Given exercise: The listing below should be printed exactly, every line of it. Skip the pictures.

Data rows:
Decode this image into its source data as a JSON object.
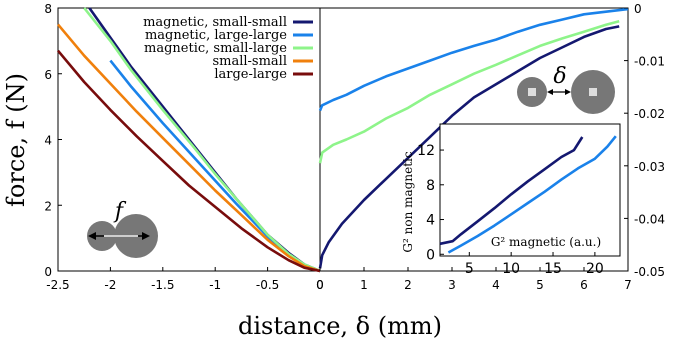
{
  "chart_data": [
    {
      "type": "line",
      "panel": "left",
      "xlabel": "distance, δ (mm)",
      "ylabel": "force, f (N)",
      "xlim": [
        -2.5,
        0
      ],
      "ylim": [
        0,
        8
      ],
      "x_ticks": [
        "-2.5",
        "-2",
        "-1.5",
        "-1",
        "-0.5",
        "0"
      ],
      "y_ticks": [
        "0",
        "2",
        "4",
        "6",
        "8"
      ],
      "legend": {
        "placement": "top-right"
      },
      "series": [
        {
          "name": "magnetic, small-small",
          "color": "#141870",
          "points": [
            [
              -2.2,
              8.0
            ],
            [
              -2.0,
              7.1
            ],
            [
              -1.8,
              6.2
            ],
            [
              -1.5,
              5.0
            ],
            [
              -1.2,
              3.8
            ],
            [
              -1.0,
              3.0
            ],
            [
              -0.8,
              2.2
            ],
            [
              -0.5,
              1.1
            ],
            [
              -0.3,
              0.55
            ],
            [
              -0.15,
              0.2
            ],
            [
              0,
              0
            ]
          ]
        },
        {
          "name": "magnetic, large-large",
          "color": "#1a82ea",
          "points": [
            [
              -2.0,
              6.4
            ],
            [
              -1.8,
              5.6
            ],
            [
              -1.5,
              4.5
            ],
            [
              -1.2,
              3.45
            ],
            [
              -1.0,
              2.75
            ],
            [
              -0.8,
              2.05
            ],
            [
              -0.5,
              1.05
            ],
            [
              -0.3,
              0.5
            ],
            [
              -0.15,
              0.18
            ],
            [
              0,
              0
            ]
          ]
        },
        {
          "name": "magnetic, small-large",
          "color": "#8ef48a",
          "points": [
            [
              -2.25,
              8.0
            ],
            [
              -2.0,
              7.0
            ],
            [
              -1.8,
              6.1
            ],
            [
              -1.5,
              4.9
            ],
            [
              -1.2,
              3.75
            ],
            [
              -1.0,
              2.95
            ],
            [
              -0.8,
              2.2
            ],
            [
              -0.5,
              1.1
            ],
            [
              -0.3,
              0.52
            ],
            [
              -0.15,
              0.2
            ],
            [
              0,
              0
            ]
          ]
        },
        {
          "name": "small-small",
          "color": "#f0800c",
          "points": [
            [
              -2.5,
              7.5
            ],
            [
              -2.25,
              6.55
            ],
            [
              -2.0,
              5.7
            ],
            [
              -1.75,
              4.85
            ],
            [
              -1.5,
              4.05
            ],
            [
              -1.25,
              3.25
            ],
            [
              -1.0,
              2.45
            ],
            [
              -0.75,
              1.7
            ],
            [
              -0.5,
              0.95
            ],
            [
              -0.3,
              0.45
            ],
            [
              -0.15,
              0.15
            ],
            [
              0,
              0
            ]
          ]
        },
        {
          "name": "large-large",
          "color": "#780c0c",
          "points": [
            [
              -2.5,
              6.7
            ],
            [
              -2.25,
              5.75
            ],
            [
              -2.0,
              4.9
            ],
            [
              -1.75,
              4.1
            ],
            [
              -1.5,
              3.35
            ],
            [
              -1.25,
              2.6
            ],
            [
              -1.0,
              1.95
            ],
            [
              -0.75,
              1.3
            ],
            [
              -0.5,
              0.72
            ],
            [
              -0.3,
              0.33
            ],
            [
              -0.15,
              0.1
            ],
            [
              0,
              0
            ]
          ]
        }
      ],
      "annotation": "f"
    },
    {
      "type": "line",
      "panel": "right",
      "xlim": [
        0,
        7
      ],
      "ylim": [
        -0.05,
        0
      ],
      "x_ticks": [
        "0",
        "1",
        "2",
        "3",
        "4",
        "5",
        "6",
        "7"
      ],
      "y_ticks": [
        "0",
        "-0.01",
        "-0.02",
        "-0.03",
        "-0.04",
        "-0.05"
      ],
      "series": [
        {
          "color": "#141870",
          "points": [
            [
              0,
              -0.0495
            ],
            [
              0.05,
              -0.047
            ],
            [
              0.2,
              -0.0445
            ],
            [
              0.5,
              -0.041
            ],
            [
              1.0,
              -0.0365
            ],
            [
              1.5,
              -0.0325
            ],
            [
              2.0,
              -0.0285
            ],
            [
              2.5,
              -0.0245
            ],
            [
              3.0,
              -0.0205
            ],
            [
              3.5,
              -0.017
            ],
            [
              4.0,
              -0.0145
            ],
            [
              4.5,
              -0.012
            ],
            [
              5.0,
              -0.0095
            ],
            [
              5.5,
              -0.0075
            ],
            [
              6.0,
              -0.0055
            ],
            [
              6.5,
              -0.004
            ],
            [
              6.8,
              -0.0035
            ]
          ]
        },
        {
          "color": "#1a82ea",
          "points": [
            [
              0,
              -0.0195
            ],
            [
              0.05,
              -0.0185
            ],
            [
              0.3,
              -0.0175
            ],
            [
              0.6,
              -0.0165
            ],
            [
              1.0,
              -0.0148
            ],
            [
              1.5,
              -0.013
            ],
            [
              2.0,
              -0.0115
            ],
            [
              2.5,
              -0.01
            ],
            [
              3.0,
              -0.0085
            ],
            [
              3.5,
              -0.0072
            ],
            [
              4.0,
              -0.006
            ],
            [
              4.5,
              -0.0045
            ],
            [
              5.0,
              -0.0032
            ],
            [
              5.5,
              -0.0022
            ],
            [
              6.0,
              -0.0012
            ],
            [
              6.5,
              -0.0007
            ],
            [
              7.0,
              -0.0002
            ]
          ]
        },
        {
          "color": "#8ef48a",
          "points": [
            [
              0,
              -0.0295
            ],
            [
              0.05,
              -0.0275
            ],
            [
              0.3,
              -0.026
            ],
            [
              0.6,
              -0.025
            ],
            [
              1.0,
              -0.0235
            ],
            [
              1.5,
              -0.021
            ],
            [
              2.0,
              -0.019
            ],
            [
              2.5,
              -0.0165
            ],
            [
              3.0,
              -0.0145
            ],
            [
              3.5,
              -0.0125
            ],
            [
              4.0,
              -0.0108
            ],
            [
              4.5,
              -0.009
            ],
            [
              5.0,
              -0.0072
            ],
            [
              5.5,
              -0.0058
            ],
            [
              6.0,
              -0.0045
            ],
            [
              6.5,
              -0.0032
            ],
            [
              6.8,
              -0.0025
            ]
          ]
        }
      ],
      "annotation": "δ"
    },
    {
      "type": "line",
      "panel": "inset",
      "xlabel": "G² magnetic (a.u.)",
      "ylabel": "G² non magnetic",
      "xlim": [
        1.5,
        23
      ],
      "ylim": [
        -0.2,
        15
      ],
      "x_ticks": [
        "5",
        "10",
        "15",
        "20"
      ],
      "y_ticks": [
        "0",
        "4",
        "8",
        "12"
      ],
      "series": [
        {
          "color": "#141870",
          "points": [
            [
              1.5,
              1.2
            ],
            [
              3,
              1.5
            ],
            [
              4,
              2.3
            ],
            [
              6,
              3.8
            ],
            [
              8,
              5.3
            ],
            [
              10,
              6.9
            ],
            [
              12,
              8.4
            ],
            [
              14,
              9.8
            ],
            [
              16,
              11.2
            ],
            [
              17.5,
              12.0
            ],
            [
              18.5,
              13.5
            ]
          ]
        },
        {
          "color": "#1a82ea",
          "points": [
            [
              2.5,
              0.2
            ],
            [
              4,
              1.0
            ],
            [
              6,
              2.1
            ],
            [
              8,
              3.3
            ],
            [
              10,
              4.6
            ],
            [
              12,
              5.9
            ],
            [
              14,
              7.2
            ],
            [
              16,
              8.6
            ],
            [
              18,
              9.9
            ],
            [
              20,
              11.0
            ],
            [
              21.5,
              12.4
            ],
            [
              22.5,
              13.6
            ]
          ]
        }
      ]
    }
  ]
}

Correct answer:
Decode this image into its source data as a JSON object.
{
  "chart_data": [
    {
      "type": "line",
      "panel": "left",
      "xlabel": "distance, δ (mm)",
      "ylabel": "force, f (N)",
      "xlim": [
        -2.5,
        0
      ],
      "ylim": [
        0,
        8
      ],
      "x_ticks": [
        "-2.5",
        "-2",
        "-1.5",
        "-1",
        "-0.5",
        "0"
      ],
      "y_ticks": [
        "0",
        "2",
        "4",
        "6",
        "8"
      ],
      "legend": {
        "placement": "top-right"
      },
      "series": [
        {
          "name": "magnetic, small-small",
          "color": "#141870",
          "points": [
            [
              -2.2,
              8.0
            ],
            [
              -2.0,
              7.1
            ],
            [
              -1.8,
              6.2
            ],
            [
              -1.5,
              5.0
            ],
            [
              -1.2,
              3.8
            ],
            [
              -1.0,
              3.0
            ],
            [
              -0.8,
              2.2
            ],
            [
              -0.5,
              1.1
            ],
            [
              -0.3,
              0.55
            ],
            [
              -0.15,
              0.2
            ],
            [
              0,
              0
            ]
          ]
        },
        {
          "name": "magnetic, large-large",
          "color": "#1a82ea",
          "points": [
            [
              -2.0,
              6.4
            ],
            [
              -1.8,
              5.6
            ],
            [
              -1.5,
              4.5
            ],
            [
              -1.2,
              3.45
            ],
            [
              -1.0,
              2.75
            ],
            [
              -0.8,
              2.05
            ],
            [
              -0.5,
              1.05
            ],
            [
              -0.3,
              0.5
            ],
            [
              -0.15,
              0.18
            ],
            [
              0,
              0
            ]
          ]
        },
        {
          "name": "magnetic, small-large",
          "color": "#8ef48a",
          "points": [
            [
              -2.25,
              8.0
            ],
            [
              -2.0,
              7.0
            ],
            [
              -1.8,
              6.1
            ],
            [
              -1.5,
              4.9
            ],
            [
              -1.2,
              3.75
            ],
            [
              -1.0,
              2.95
            ],
            [
              -0.8,
              2.2
            ],
            [
              -0.5,
              1.1
            ],
            [
              -0.3,
              0.52
            ],
            [
              -0.15,
              0.2
            ],
            [
              0,
              0
            ]
          ]
        },
        {
          "name": "small-small",
          "color": "#f0800c",
          "points": [
            [
              -2.5,
              7.5
            ],
            [
              -2.25,
              6.55
            ],
            [
              -2.0,
              5.7
            ],
            [
              -1.75,
              4.85
            ],
            [
              -1.5,
              4.05
            ],
            [
              -1.25,
              3.25
            ],
            [
              -1.0,
              2.45
            ],
            [
              -0.75,
              1.7
            ],
            [
              -0.5,
              0.95
            ],
            [
              -0.3,
              0.45
            ],
            [
              -0.15,
              0.15
            ],
            [
              0,
              0
            ]
          ]
        },
        {
          "name": "large-large",
          "color": "#780c0c",
          "points": [
            [
              -2.5,
              6.7
            ],
            [
              -2.25,
              5.75
            ],
            [
              -2.0,
              4.9
            ],
            [
              -1.75,
              4.1
            ],
            [
              -1.5,
              3.35
            ],
            [
              -1.25,
              2.6
            ],
            [
              -1.0,
              1.95
            ],
            [
              -0.75,
              1.3
            ],
            [
              -0.5,
              0.72
            ],
            [
              -0.3,
              0.33
            ],
            [
              -0.15,
              0.1
            ],
            [
              0,
              0
            ]
          ]
        }
      ],
      "annotation": "f"
    },
    {
      "type": "line",
      "panel": "right",
      "xlim": [
        0,
        7
      ],
      "ylim": [
        -0.05,
        0
      ],
      "x_ticks": [
        "0",
        "1",
        "2",
        "3",
        "4",
        "5",
        "6",
        "7"
      ],
      "y_ticks": [
        "0",
        "-0.01",
        "-0.02",
        "-0.03",
        "-0.04",
        "-0.05"
      ],
      "series": [
        {
          "color": "#141870",
          "points": [
            [
              0,
              -0.0495
            ],
            [
              0.05,
              -0.047
            ],
            [
              0.2,
              -0.0445
            ],
            [
              0.5,
              -0.041
            ],
            [
              1.0,
              -0.0365
            ],
            [
              1.5,
              -0.0325
            ],
            [
              2.0,
              -0.0285
            ],
            [
              2.5,
              -0.0245
            ],
            [
              3.0,
              -0.0205
            ],
            [
              3.5,
              -0.017
            ],
            [
              4.0,
              -0.0145
            ],
            [
              4.5,
              -0.012
            ],
            [
              5.0,
              -0.0095
            ],
            [
              5.5,
              -0.0075
            ],
            [
              6.0,
              -0.0055
            ],
            [
              6.5,
              -0.004
            ],
            [
              6.8,
              -0.0035
            ]
          ]
        },
        {
          "color": "#1a82ea",
          "points": [
            [
              0,
              -0.0195
            ],
            [
              0.05,
              -0.0185
            ],
            [
              0.3,
              -0.0175
            ],
            [
              0.6,
              -0.0165
            ],
            [
              1.0,
              -0.0148
            ],
            [
              1.5,
              -0.013
            ],
            [
              2.0,
              -0.0115
            ],
            [
              2.5,
              -0.01
            ],
            [
              3.0,
              -0.0085
            ],
            [
              3.5,
              -0.0072
            ],
            [
              4.0,
              -0.006
            ],
            [
              4.5,
              -0.0045
            ],
            [
              5.0,
              -0.0032
            ],
            [
              5.5,
              -0.0022
            ],
            [
              6.0,
              -0.0012
            ],
            [
              6.5,
              -0.0007
            ],
            [
              7.0,
              -0.0002
            ]
          ]
        },
        {
          "color": "#8ef48a",
          "points": [
            [
              0,
              -0.0295
            ],
            [
              0.05,
              -0.0275
            ],
            [
              0.3,
              -0.026
            ],
            [
              0.6,
              -0.025
            ],
            [
              1.0,
              -0.0235
            ],
            [
              1.5,
              -0.021
            ],
            [
              2.0,
              -0.019
            ],
            [
              2.5,
              -0.0165
            ],
            [
              3.0,
              -0.0145
            ],
            [
              3.5,
              -0.0125
            ],
            [
              4.0,
              -0.0108
            ],
            [
              4.5,
              -0.009
            ],
            [
              5.0,
              -0.0072
            ],
            [
              5.5,
              -0.0058
            ],
            [
              6.0,
              -0.0045
            ],
            [
              6.5,
              -0.0032
            ],
            [
              6.8,
              -0.0025
            ]
          ]
        }
      ],
      "annotation": "δ"
    },
    {
      "type": "line",
      "panel": "inset",
      "xlabel": "G² magnetic (a.u.)",
      "ylabel": "G² non magnetic",
      "xlim": [
        1.5,
        23
      ],
      "ylim": [
        -0.2,
        15
      ],
      "x_ticks": [
        "5",
        "10",
        "15",
        "20"
      ],
      "y_ticks": [
        "0",
        "4",
        "8",
        "12"
      ],
      "series": [
        {
          "color": "#141870",
          "points": [
            [
              1.5,
              1.2
            ],
            [
              3,
              1.5
            ],
            [
              4,
              2.3
            ],
            [
              6,
              3.8
            ],
            [
              8,
              5.3
            ],
            [
              10,
              6.9
            ],
            [
              12,
              8.4
            ],
            [
              14,
              9.8
            ],
            [
              16,
              11.2
            ],
            [
              17.5,
              12.0
            ],
            [
              18.5,
              13.5
            ]
          ]
        },
        {
          "color": "#1a82ea",
          "points": [
            [
              2.5,
              0.2
            ],
            [
              4,
              1.0
            ],
            [
              6,
              2.1
            ],
            [
              8,
              3.3
            ],
            [
              10,
              4.6
            ],
            [
              12,
              5.9
            ],
            [
              14,
              7.2
            ],
            [
              16,
              8.6
            ],
            [
              18,
              9.9
            ],
            [
              20,
              11.0
            ],
            [
              21.5,
              12.4
            ],
            [
              22.5,
              13.6
            ]
          ]
        }
      ]
    }
  ]
}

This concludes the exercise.